* _Set task_
Omit the pictures, please, and give each record below again exactly.

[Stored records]

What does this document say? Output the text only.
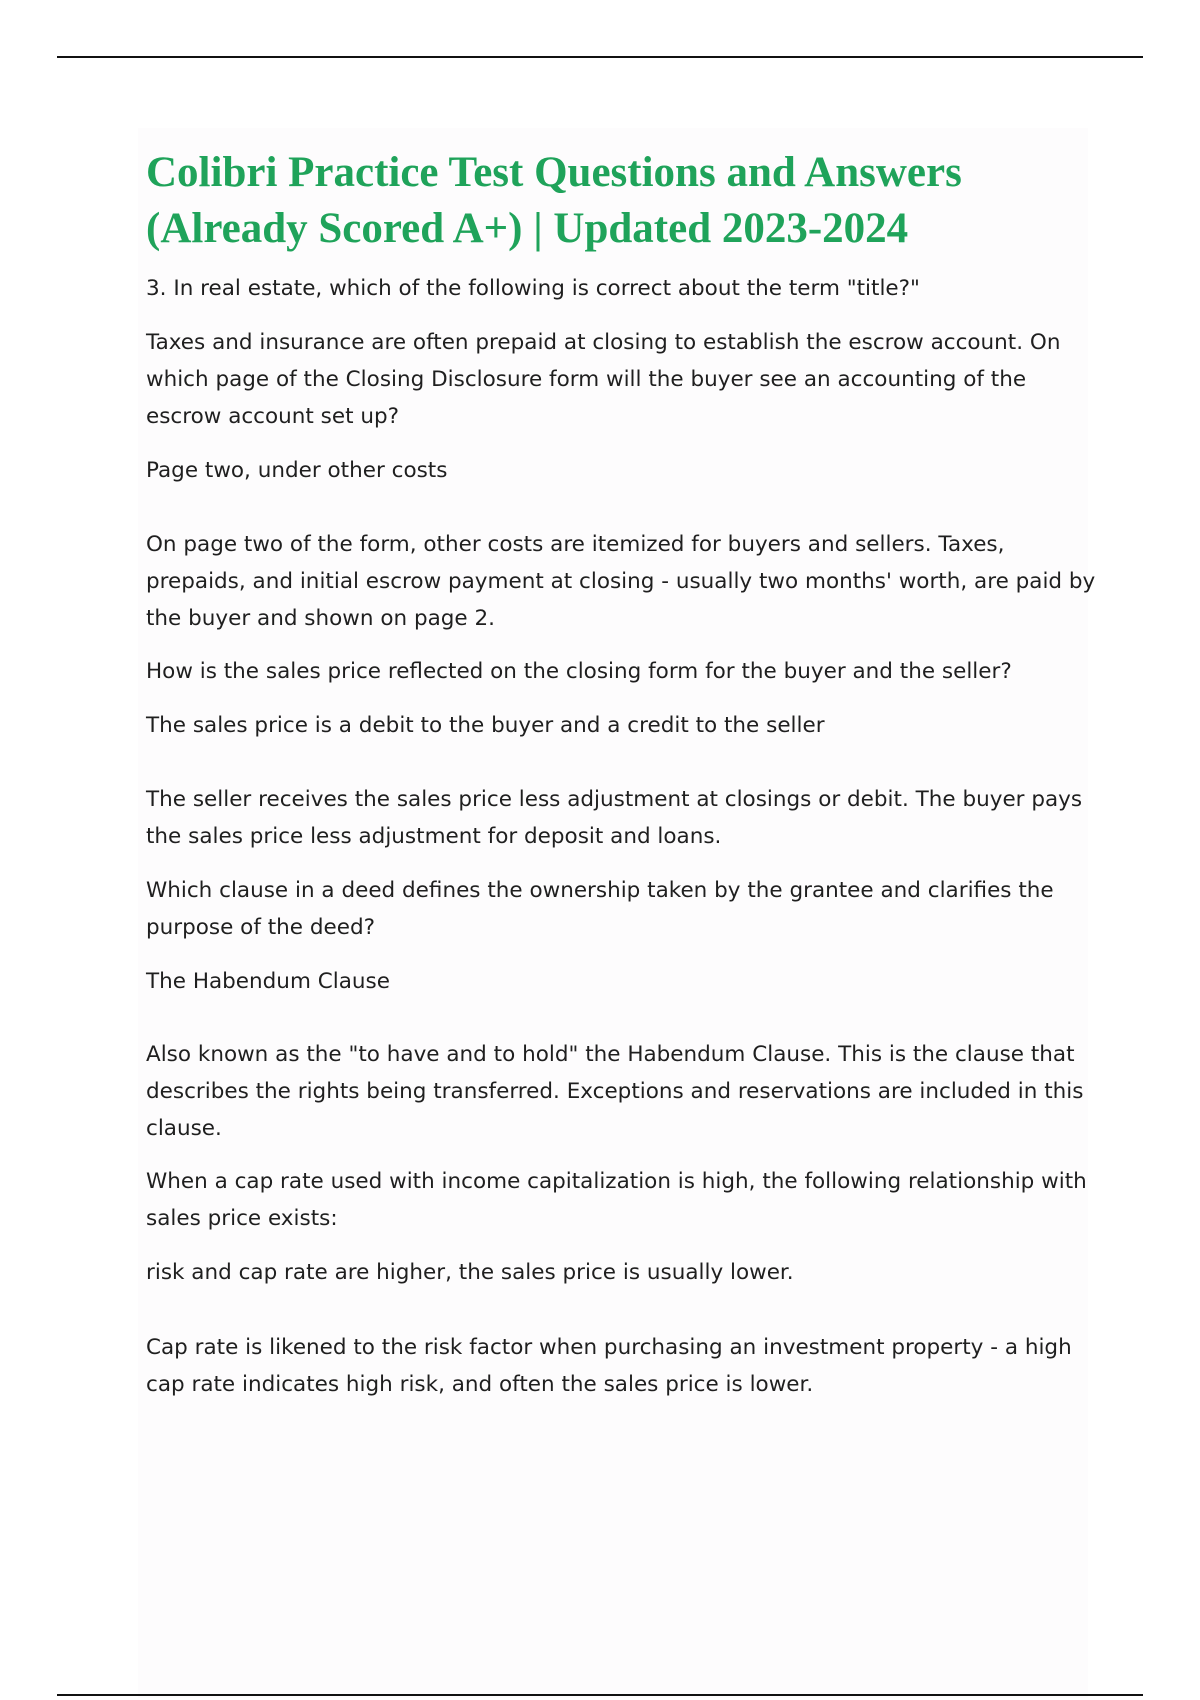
Colibri Practice Test Questions and Answers (Already Scored A+) | Updated 2023-2024

3. In real estate, which of the following is correct about the term "title?"

Taxes and insurance are often prepaid at closing to establish the escrow account. On which page of the Closing Disclosure form will the buyer see an accounting of the escrow account set up?

Page two, under other costs

On page two of the form, other costs are itemized for buyers and sellers. Taxes, prepaids, and initial escrow payment at closing - usually two months' worth, are paid by the buyer and shown on page 2.

How is the sales price reflected on the closing form for the buyer and the seller?

The sales price is a debit to the buyer and a credit to the seller

The seller receives the sales price less adjustment at closings or debit. The buyer pays the sales price less adjustment for deposit and loans.

Which clause in a deed defines the ownership taken by the grantee and clarifies the purpose of the deed?

The Habendum Clause

Also known as the "to have and to hold" the Habendum Clause. This is the clause that describes the rights being transferred. Exceptions and reservations are included in this clause.

When a cap rate used with income capitalization is high, the following relationship with sales price exists:

risk and cap rate are higher, the sales price is usually lower.

Cap rate is likened to the risk factor when purchasing an investment property - a high cap rate indicates high risk, and often the sales price is lower.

* _Result_
What does this document say? Output the text only.
Colibri Practice Test Questions and Answers (Already Scored A+) | Updated 2023-2024

3. In real estate, which of the following is correct about the term "title?"

Taxes and insurance are often prepaid at closing to establish the escrow account. On which page of the Closing Disclosure form will the buyer see an accounting of the escrow account set up?

Page two, under other costs

On page two of the form, other costs are itemized for buyers and sellers. Taxes, prepaids, and initial escrow payment at closing - usually two months' worth, are paid by the buyer and shown on page 2.

How is the sales price reflected on the closing form for the buyer and the seller?

The sales price is a debit to the buyer and a credit to the seller

The seller receives the sales price less adjustment at closings or debit. The buyer pays the sales price less adjustment for deposit and loans.

Which clause in a deed defines the ownership taken by the grantee and clarifies the purpose of the deed?

The Habendum Clause

Also known as the "to have and to hold" the Habendum Clause. This is the clause that describes the rights being transferred. Exceptions and reservations are included in this clause.

When a cap rate used with income capitalization is high, the following relationship with sales price exists:

risk and cap rate are higher, the sales price is usually lower.

Cap rate is likened to the risk factor when purchasing an investment property - a high cap rate indicates high risk, and often the sales price is lower.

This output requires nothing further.